◆ **Stated goal**
Update the lines from the one that contains "likes-summary: Liked by" through the one that contains "caption-line: vraćaju kući, mame", replacing "See translation" with "Translate" and leaving everything else unchanged. Return only those lines.

◆ **Data to process**
_ _ _ _ _ _ _

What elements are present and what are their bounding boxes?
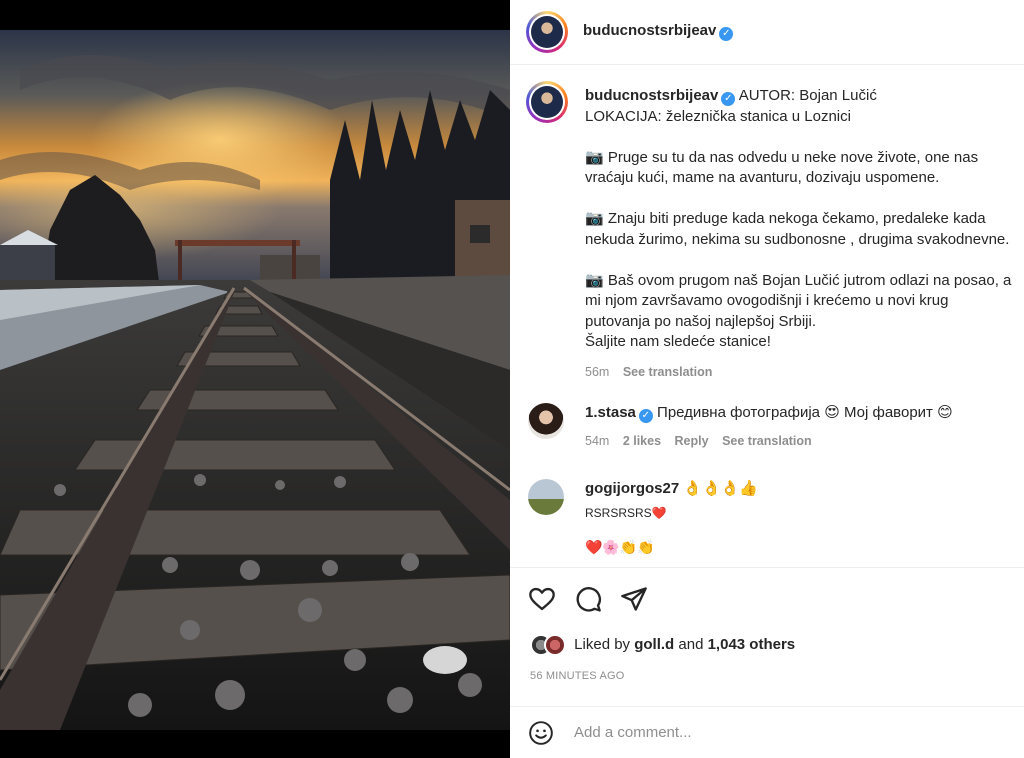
likes-summary: Liked by goll.d and 1,043 others	[530, 634, 795, 656]
caption-line: 📷 Pruge su tu da nas odvedu u neke nove …	[585, 148, 979, 166]
comment-see-translation-link[interactable]: See translation	[722, 434, 812, 448]
post-timestamp[interactable]: 56 MINUTES AGO	[530, 670, 625, 682]
caption-line: vraćaju kući, mame na avanturu, dozivaju…	[585, 169, 940, 186]
add-comment-input[interactable]: Add a comment...	[574, 724, 692, 741]
liked-by-and: and	[678, 635, 704, 653]
commenter-username[interactable]: gogijorgos27	[585, 480, 679, 497]
verified-badge-icon: ✓	[721, 92, 736, 106]
comment-likes-link[interactable]: 2 likes	[623, 434, 661, 448]
caption-line: LOKACIJA: železnička stanica u Loznici	[585, 107, 851, 125]
comment-text: RSRSRSRS❤️	[585, 506, 667, 520]
post-side-panel: buducnostsrbijeav ✓ buducnostsrbijeav ✓ AU…	[510, 0, 1024, 758]
caption-line: nekuda žurimo, nekima su sudbonosne , dr…	[585, 230, 1010, 248]
caption-username[interactable]: buducnostsrbijeav	[585, 87, 718, 104]
liked-by-user-link[interactable]: goll.d	[634, 636, 674, 653]
comment-emoji-text: 👌👌👌👍	[683, 480, 759, 497]
post-caption: buducnostsrbijeav ✓ AUTOR: Bojan Lučić LO…	[585, 86, 1024, 382]
post-photo[interactable]	[0, 0, 510, 758]
comment-age: 54m	[585, 434, 610, 448]
author-avatar[interactable]	[526, 11, 568, 53]
add-comment-row: Add a comment...	[510, 706, 1024, 758]
caption-line: mi njom završavamo ovogodišnji i krećemo…	[585, 292, 949, 309]
verified-badge-icon: ✓	[638, 409, 653, 423]
caption-first-line: AUTOR: Bojan Lučić	[738, 87, 877, 104]
avatar-image	[531, 16, 563, 48]
liker-avatar	[544, 634, 566, 656]
header-username[interactable]: buducnostsrbijeav	[583, 22, 716, 39]
caption-see-translation-link[interactable]: See translation	[623, 365, 713, 379]
caption-line: 📷 Znaju biti preduge kada nekoga čekamo,…	[585, 210, 986, 227]
caption-line: putovanja po našoj najlepšoj Srbiji.	[585, 312, 816, 330]
caption-line: Šaljite nam sledeće stanice!	[585, 333, 771, 350]
liked-by-prefix: Liked by	[574, 635, 631, 653]
caption-author-avatar[interactable]	[526, 81, 568, 123]
actions-divider	[510, 567, 1024, 568]
share-icon[interactable]	[620, 585, 648, 613]
commenter-avatar[interactable]	[528, 403, 564, 439]
commenter-username[interactable]: 1.stasa	[585, 404, 636, 421]
liked-by-others-link[interactable]: 1,043 others	[708, 636, 796, 653]
emoji-icon[interactable]	[528, 720, 554, 746]
caption-line: 📷 Baš ovom prugom naš Bojan Lučić jutrom…	[585, 271, 1012, 289]
verified-badge-icon: ✓	[719, 27, 734, 41]
commenter-avatar[interactable]	[528, 479, 564, 515]
heart-icon[interactable]	[528, 585, 556, 613]
comment-text: ❤️🌸👏👏	[585, 539, 655, 555]
caption-age: 56m	[585, 364, 610, 379]
post-header: buducnostsrbijeav ✓	[510, 0, 1024, 65]
comment-reply-link[interactable]: Reply	[675, 434, 709, 448]
railway-photo	[0, 30, 510, 730]
comment-icon[interactable]	[574, 585, 602, 613]
comment-text: Предивна фотографија 😍 Мој фаворит 😊	[657, 404, 953, 421]
avatar-image	[531, 86, 563, 118]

_ _ _ _ _ _ _

◆ **Complete response**
likes-summary: Liked by goll.d and 1,043 others	[530, 634, 795, 656]
caption-line: 📷 Pruge su tu da nas odvedu u neke nove …	[585, 148, 979, 166]
comment-see-translation-link[interactable]: Translate	[722, 434, 812, 448]
post-timestamp[interactable]: 56 MINUTES AGO	[530, 670, 625, 682]
caption-line: vraćaju kući, mame na avanturu, dozivaju…	[585, 169, 940, 186]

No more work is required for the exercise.